REQUIREMENTS: Search the material for the string "Einbürgerungen", then return every line where it is found.

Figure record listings
++++

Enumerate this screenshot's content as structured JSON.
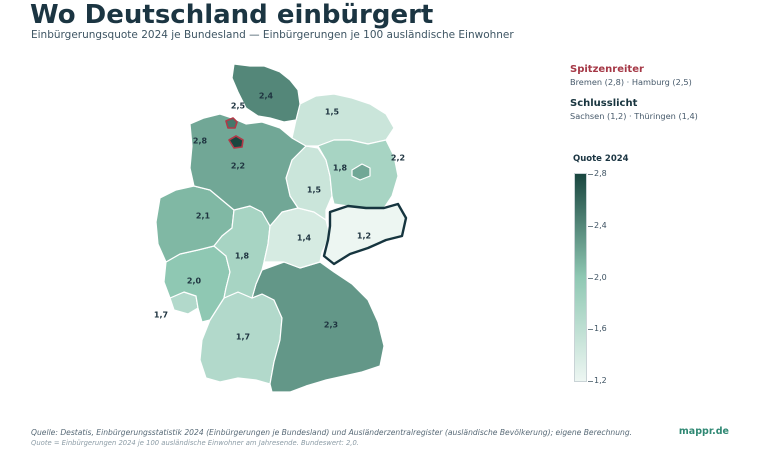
{
  "title": "Wo Deutschland einbürgert",
  "subtitle": "Einbürgerungsquote 2024 je Bundesland — Einbürgerungen je 100 ausländische Einwohner",
  "map": {
    "regions": [
      {
        "key": "sh",
        "name": "Schleswig-Holstein",
        "value": 2.4,
        "label": "2,4"
      },
      {
        "key": "mv",
        "name": "Mecklenburg-Vorpommern",
        "value": 1.5,
        "label": "1,5"
      },
      {
        "key": "hh",
        "name": "Hamburg",
        "value": 2.5,
        "label": "2,5"
      },
      {
        "key": "hb",
        "name": "Bremen",
        "value": 2.8,
        "label": "2,8"
      },
      {
        "key": "ni",
        "name": "Niedersachsen",
        "value": 2.2,
        "label": "2,2"
      },
      {
        "key": "st",
        "name": "Sachsen-Anhalt",
        "value": 1.5,
        "label": "1,5"
      },
      {
        "key": "bb",
        "name": "Brandenburg",
        "value": 1.8,
        "label": "1,8"
      },
      {
        "key": "be",
        "name": "Berlin",
        "value": 2.2,
        "label": "2,2"
      },
      {
        "key": "nw",
        "name": "Nordrhein-Westfalen",
        "value": 2.1,
        "label": "2,1"
      },
      {
        "key": "he",
        "name": "Hessen",
        "value": 1.8,
        "label": "1,8"
      },
      {
        "key": "th",
        "name": "Thüringen",
        "value": 1.4,
        "label": "1,4"
      },
      {
        "key": "sn",
        "name": "Sachsen",
        "value": 1.2,
        "label": "1,2"
      },
      {
        "key": "rp",
        "name": "Rheinland-Pfalz",
        "value": 2.0,
        "label": "2,0"
      },
      {
        "key": "sl",
        "name": "Saarland",
        "value": 1.7,
        "label": "1,7"
      },
      {
        "key": "bw",
        "name": "Baden-Württemberg",
        "value": 1.7,
        "label": "1,7"
      },
      {
        "key": "by",
        "name": "Bayern",
        "value": 2.3,
        "label": "2,3"
      }
    ]
  },
  "annotations": {
    "top": {
      "title": "Spitzenreiter",
      "text": "Bremen (2,8) · Hamburg (2,5)"
    },
    "bottom": {
      "title": "Schlusslicht",
      "text": "Sachsen (1,2) · Thüringen (1,4)"
    }
  },
  "legend": {
    "title": "Quote 2024",
    "min": 1.2,
    "max": 2.8,
    "ticks": [
      {
        "value": 2.8,
        "label": "2,8"
      },
      {
        "value": 2.4,
        "label": "2,4"
      },
      {
        "value": 2.0,
        "label": "2,0"
      },
      {
        "value": 1.6,
        "label": "1,6"
      },
      {
        "value": 1.2,
        "label": "1,2"
      }
    ]
  },
  "colors": {
    "scale_low": "#edf6f2",
    "scale_mid": "#8fc8b3",
    "scale_high": "#19463f",
    "top_accent": "#b03a48",
    "bottom_accent": "#16353f",
    "brand": "#2f8873"
  },
  "footer": {
    "source": "Quelle: Destatis, Einbürgerungsstatistik 2024 (Einbürgerungen je Bundesland) und Ausländerzentralregister (ausländische Bevölkerung); eigene Berechnung.",
    "note": "Quote = Einbürgerungen 2024 je 100 ausländische Einwohner am Jahresende. Bundeswert: 2,0.",
    "brand": "mappr.de"
  }
}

++++

RESPONSE TO THE EXERCISE:
  "subtitle": "Einbürgerungsquote 2024 je Bundesland — Einbürgerungen je 100 ausländische Einwohner",
    "source": "Quelle: Destatis, Einbürgerungsstatistik 2024 (Einbürgerungen je Bundesland) und Ausländerzentralregister (ausländische Bevölkerung); eigene Berechnung.",
    "note": "Quote = Einbürgerungen 2024 je 100 ausländische Einwohner am Jahresende. Bundeswert: 2,0.",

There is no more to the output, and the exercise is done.